:: Entries supplied

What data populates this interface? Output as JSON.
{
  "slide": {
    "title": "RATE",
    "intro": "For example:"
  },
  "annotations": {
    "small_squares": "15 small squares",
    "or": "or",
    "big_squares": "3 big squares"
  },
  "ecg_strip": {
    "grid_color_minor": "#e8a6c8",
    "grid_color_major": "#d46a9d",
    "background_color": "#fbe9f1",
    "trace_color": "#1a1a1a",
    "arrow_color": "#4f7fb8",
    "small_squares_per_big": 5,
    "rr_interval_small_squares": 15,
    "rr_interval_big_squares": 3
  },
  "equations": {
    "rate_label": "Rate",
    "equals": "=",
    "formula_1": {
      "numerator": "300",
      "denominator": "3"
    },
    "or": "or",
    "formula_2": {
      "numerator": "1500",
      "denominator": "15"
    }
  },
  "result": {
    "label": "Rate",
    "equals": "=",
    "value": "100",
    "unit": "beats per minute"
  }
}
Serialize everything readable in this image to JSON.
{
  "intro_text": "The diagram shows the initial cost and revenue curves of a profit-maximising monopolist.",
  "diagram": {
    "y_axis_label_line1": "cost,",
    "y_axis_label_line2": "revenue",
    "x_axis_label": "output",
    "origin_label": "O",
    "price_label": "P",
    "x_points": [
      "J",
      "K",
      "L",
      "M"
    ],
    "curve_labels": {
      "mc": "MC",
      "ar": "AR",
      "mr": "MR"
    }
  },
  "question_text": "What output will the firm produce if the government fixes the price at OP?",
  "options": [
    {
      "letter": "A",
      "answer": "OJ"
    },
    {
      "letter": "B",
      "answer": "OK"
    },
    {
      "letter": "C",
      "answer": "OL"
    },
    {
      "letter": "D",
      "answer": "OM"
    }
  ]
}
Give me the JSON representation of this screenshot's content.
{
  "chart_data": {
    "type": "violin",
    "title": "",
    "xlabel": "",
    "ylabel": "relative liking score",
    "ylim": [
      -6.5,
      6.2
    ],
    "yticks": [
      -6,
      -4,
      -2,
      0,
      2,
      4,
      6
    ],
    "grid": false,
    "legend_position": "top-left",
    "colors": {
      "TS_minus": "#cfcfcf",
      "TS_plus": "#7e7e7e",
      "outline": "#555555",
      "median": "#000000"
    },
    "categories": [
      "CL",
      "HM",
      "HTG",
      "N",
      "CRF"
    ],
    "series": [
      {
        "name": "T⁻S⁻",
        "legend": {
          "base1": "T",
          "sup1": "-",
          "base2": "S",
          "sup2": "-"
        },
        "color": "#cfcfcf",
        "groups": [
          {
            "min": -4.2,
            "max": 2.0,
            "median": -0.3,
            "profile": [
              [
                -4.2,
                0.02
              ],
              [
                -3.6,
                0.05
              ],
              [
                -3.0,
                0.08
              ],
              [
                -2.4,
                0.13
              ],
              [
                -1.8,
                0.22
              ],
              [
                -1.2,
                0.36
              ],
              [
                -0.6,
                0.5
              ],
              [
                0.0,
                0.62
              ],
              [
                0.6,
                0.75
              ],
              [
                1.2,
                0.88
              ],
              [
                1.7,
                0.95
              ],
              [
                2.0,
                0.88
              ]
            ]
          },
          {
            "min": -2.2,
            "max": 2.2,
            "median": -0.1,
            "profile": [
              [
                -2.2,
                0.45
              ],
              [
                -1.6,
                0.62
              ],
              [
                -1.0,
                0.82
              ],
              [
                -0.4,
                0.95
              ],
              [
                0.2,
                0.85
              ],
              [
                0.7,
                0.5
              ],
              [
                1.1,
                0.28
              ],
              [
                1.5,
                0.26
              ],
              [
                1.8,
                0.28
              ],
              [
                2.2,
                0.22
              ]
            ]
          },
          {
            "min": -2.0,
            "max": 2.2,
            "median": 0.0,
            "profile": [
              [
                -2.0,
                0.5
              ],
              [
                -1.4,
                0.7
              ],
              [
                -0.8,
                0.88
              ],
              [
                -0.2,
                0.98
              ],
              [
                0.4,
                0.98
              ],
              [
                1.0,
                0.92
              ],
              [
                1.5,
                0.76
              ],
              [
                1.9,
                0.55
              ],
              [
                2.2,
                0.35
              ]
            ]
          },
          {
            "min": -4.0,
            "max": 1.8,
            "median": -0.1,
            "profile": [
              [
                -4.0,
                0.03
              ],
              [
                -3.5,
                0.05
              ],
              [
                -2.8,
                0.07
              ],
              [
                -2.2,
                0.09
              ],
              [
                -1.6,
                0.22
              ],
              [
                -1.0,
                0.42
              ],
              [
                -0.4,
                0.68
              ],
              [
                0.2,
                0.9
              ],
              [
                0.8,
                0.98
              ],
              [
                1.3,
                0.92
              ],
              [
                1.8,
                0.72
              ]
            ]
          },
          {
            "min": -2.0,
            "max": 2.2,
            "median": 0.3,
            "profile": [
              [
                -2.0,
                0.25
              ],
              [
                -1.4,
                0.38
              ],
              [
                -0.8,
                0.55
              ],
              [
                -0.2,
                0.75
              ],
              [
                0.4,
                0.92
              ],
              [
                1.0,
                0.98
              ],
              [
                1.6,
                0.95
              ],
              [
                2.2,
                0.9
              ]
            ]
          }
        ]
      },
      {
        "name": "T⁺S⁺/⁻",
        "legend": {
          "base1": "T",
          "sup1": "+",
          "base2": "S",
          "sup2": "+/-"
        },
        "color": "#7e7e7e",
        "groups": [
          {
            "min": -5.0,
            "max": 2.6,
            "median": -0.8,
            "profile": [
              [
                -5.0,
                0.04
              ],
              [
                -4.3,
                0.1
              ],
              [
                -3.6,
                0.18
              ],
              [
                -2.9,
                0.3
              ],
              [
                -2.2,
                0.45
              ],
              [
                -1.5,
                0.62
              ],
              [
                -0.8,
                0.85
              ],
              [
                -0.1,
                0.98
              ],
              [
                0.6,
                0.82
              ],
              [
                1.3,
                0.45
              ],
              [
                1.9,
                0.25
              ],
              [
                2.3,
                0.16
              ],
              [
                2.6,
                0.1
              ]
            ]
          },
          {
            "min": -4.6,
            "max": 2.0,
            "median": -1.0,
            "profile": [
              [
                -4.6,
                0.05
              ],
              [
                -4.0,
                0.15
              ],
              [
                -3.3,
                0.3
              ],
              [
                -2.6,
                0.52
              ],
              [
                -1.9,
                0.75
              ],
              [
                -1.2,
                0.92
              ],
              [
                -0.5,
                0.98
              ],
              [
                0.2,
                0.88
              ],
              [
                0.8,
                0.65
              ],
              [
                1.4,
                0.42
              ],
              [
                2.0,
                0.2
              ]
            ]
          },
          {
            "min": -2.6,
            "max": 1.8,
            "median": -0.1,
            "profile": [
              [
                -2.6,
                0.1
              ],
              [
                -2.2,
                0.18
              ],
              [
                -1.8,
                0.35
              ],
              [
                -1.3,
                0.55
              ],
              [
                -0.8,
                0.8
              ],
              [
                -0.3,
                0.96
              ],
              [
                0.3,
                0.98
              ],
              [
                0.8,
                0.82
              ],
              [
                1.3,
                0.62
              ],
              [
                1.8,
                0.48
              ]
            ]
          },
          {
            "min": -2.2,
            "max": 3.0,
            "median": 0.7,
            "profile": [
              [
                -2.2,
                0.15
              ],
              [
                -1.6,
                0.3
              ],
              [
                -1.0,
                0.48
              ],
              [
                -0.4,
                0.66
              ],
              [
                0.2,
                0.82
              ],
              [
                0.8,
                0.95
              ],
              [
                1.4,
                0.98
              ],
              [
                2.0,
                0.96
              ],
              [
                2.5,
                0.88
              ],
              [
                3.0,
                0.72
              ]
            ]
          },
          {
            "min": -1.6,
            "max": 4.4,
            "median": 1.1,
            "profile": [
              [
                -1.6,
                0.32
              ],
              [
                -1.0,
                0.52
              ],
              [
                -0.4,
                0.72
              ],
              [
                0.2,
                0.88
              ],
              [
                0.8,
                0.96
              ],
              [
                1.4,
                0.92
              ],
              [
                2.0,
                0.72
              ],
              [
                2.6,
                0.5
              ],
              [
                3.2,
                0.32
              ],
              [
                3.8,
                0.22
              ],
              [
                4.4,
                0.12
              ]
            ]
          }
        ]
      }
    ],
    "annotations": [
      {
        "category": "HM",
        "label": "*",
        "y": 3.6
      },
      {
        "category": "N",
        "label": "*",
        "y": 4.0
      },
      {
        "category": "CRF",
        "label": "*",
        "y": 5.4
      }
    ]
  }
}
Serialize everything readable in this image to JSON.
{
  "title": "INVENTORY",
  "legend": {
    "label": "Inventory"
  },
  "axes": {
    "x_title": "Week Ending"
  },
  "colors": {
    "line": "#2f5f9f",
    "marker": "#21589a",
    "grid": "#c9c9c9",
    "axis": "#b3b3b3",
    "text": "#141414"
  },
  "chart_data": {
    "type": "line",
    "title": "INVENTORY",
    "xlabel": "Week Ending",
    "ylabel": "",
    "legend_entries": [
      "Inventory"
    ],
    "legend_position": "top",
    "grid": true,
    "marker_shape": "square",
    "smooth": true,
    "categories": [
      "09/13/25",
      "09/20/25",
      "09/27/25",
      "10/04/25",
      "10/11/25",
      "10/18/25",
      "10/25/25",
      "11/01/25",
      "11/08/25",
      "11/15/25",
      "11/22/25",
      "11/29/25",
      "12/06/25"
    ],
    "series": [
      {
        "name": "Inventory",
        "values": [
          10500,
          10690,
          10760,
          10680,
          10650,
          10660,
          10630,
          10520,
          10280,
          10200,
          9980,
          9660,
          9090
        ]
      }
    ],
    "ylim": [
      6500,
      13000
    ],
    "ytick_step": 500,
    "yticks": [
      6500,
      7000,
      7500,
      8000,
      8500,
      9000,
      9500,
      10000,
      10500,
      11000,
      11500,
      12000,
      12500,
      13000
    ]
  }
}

::::

Prompt |
Filter the records above for "JSON" and copy every matching line.

Solved exercise |
What data populates this interface? Output as JSON.
Serialize everything readable in this image to JSON.
Give me the JSON representation of this screenshot's content.
Serialize everything readable in this image to JSON.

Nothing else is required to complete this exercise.